* Begin The data *

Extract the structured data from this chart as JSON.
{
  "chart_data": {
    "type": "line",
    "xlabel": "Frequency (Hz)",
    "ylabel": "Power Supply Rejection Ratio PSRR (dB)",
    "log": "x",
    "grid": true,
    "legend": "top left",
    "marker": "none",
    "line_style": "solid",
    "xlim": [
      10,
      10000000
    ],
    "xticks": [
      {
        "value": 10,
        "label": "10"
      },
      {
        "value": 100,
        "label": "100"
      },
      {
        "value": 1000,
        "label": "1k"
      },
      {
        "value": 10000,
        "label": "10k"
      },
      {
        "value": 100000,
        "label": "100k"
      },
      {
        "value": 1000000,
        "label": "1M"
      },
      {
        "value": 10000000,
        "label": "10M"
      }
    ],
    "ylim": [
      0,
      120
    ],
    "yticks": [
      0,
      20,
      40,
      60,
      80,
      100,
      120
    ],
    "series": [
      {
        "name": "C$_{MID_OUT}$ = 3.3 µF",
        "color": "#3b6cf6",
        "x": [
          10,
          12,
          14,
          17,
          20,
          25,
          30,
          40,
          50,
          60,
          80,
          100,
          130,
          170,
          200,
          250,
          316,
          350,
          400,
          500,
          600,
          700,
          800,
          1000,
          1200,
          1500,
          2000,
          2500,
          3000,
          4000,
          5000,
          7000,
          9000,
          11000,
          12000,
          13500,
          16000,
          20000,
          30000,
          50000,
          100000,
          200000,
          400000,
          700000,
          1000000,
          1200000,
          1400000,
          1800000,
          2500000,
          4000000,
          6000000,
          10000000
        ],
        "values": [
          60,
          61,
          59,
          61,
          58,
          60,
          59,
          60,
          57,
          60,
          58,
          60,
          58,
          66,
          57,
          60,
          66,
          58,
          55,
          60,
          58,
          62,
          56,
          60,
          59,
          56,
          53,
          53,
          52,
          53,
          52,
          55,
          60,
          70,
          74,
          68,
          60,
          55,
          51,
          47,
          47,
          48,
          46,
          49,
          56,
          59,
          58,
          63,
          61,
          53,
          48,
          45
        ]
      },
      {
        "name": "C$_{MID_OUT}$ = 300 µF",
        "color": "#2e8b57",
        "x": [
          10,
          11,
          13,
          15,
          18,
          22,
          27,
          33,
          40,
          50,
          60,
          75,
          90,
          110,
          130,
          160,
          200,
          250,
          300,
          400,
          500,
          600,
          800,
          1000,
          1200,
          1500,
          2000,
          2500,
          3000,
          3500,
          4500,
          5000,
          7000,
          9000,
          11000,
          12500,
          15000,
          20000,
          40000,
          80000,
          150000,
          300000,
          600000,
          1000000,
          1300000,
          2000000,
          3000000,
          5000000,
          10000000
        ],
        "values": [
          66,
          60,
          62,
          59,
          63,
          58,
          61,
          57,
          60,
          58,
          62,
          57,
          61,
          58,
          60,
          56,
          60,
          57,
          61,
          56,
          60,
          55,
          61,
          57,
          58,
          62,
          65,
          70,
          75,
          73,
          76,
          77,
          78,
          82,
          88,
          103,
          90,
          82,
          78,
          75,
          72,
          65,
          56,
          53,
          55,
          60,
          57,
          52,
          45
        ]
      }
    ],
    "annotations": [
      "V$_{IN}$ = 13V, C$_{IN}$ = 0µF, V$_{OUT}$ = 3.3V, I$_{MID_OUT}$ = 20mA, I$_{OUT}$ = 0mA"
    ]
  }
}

* End The data *
* Begin The data *

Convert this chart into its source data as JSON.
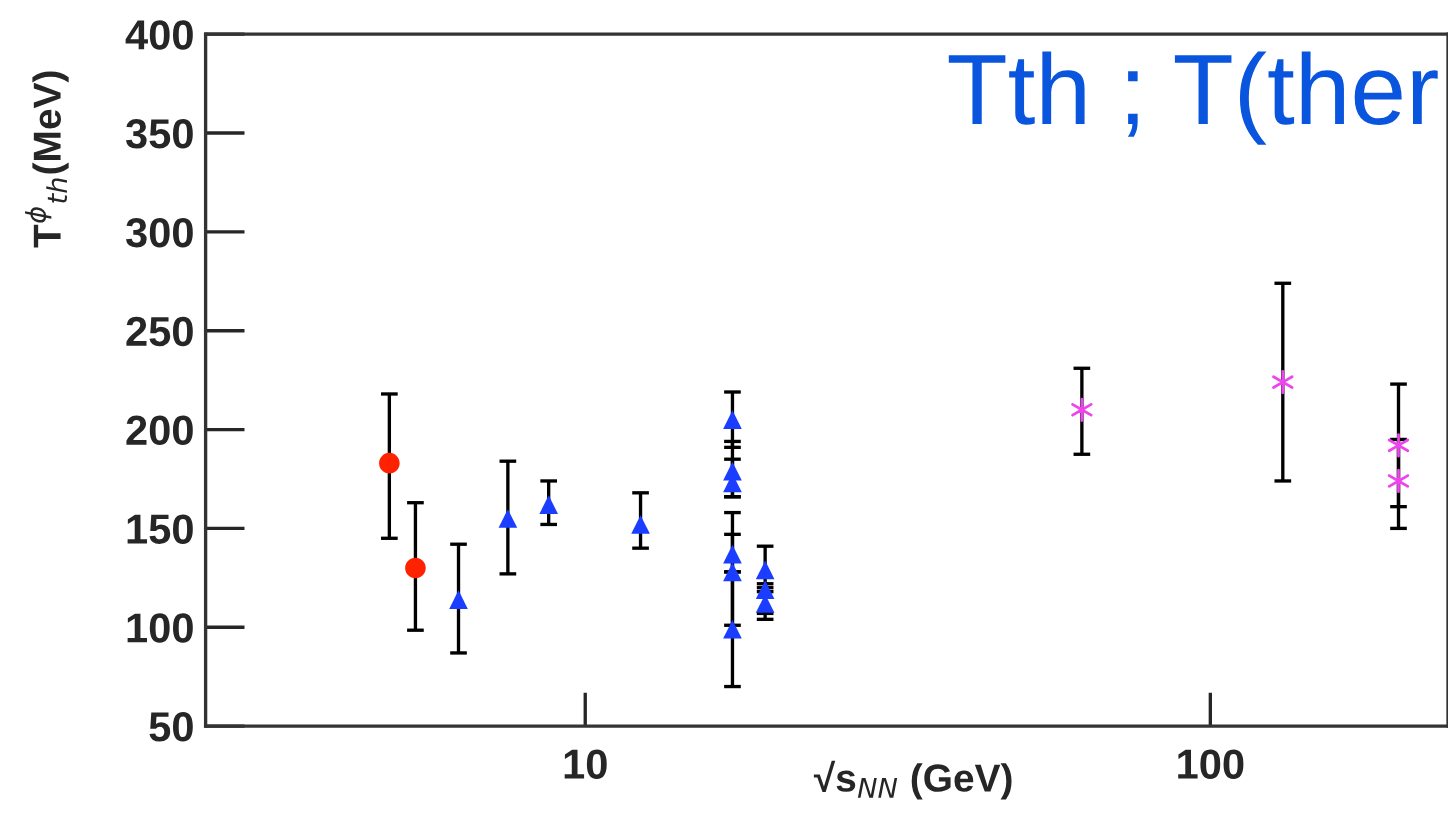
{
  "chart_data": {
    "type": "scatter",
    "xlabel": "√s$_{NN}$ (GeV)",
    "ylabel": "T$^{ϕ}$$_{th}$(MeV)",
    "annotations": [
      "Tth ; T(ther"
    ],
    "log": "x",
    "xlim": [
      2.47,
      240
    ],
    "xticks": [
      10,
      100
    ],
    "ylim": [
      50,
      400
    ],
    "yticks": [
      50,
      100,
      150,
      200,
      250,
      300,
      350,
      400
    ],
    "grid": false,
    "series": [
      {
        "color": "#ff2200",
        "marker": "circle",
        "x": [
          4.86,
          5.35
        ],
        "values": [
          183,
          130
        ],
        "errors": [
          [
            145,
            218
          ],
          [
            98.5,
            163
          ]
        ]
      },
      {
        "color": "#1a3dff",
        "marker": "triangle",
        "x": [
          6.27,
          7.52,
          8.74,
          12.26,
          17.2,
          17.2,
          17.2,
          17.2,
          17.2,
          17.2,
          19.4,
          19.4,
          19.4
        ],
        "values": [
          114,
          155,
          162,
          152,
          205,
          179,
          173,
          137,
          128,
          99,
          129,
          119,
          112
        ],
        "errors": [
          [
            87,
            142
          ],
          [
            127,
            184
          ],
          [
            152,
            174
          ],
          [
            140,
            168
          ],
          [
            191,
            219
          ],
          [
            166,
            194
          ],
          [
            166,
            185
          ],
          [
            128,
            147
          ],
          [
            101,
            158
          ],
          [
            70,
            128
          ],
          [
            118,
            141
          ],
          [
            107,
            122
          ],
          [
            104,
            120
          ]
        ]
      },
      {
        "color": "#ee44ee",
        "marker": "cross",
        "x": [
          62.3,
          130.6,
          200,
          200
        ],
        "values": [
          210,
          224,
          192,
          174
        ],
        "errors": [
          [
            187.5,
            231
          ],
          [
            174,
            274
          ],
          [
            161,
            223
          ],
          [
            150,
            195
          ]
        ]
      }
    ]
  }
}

* End The data *

→ Work required: Indicate how many lines of the material contain the string "name", giving the number and nothing more.

→ Result: 2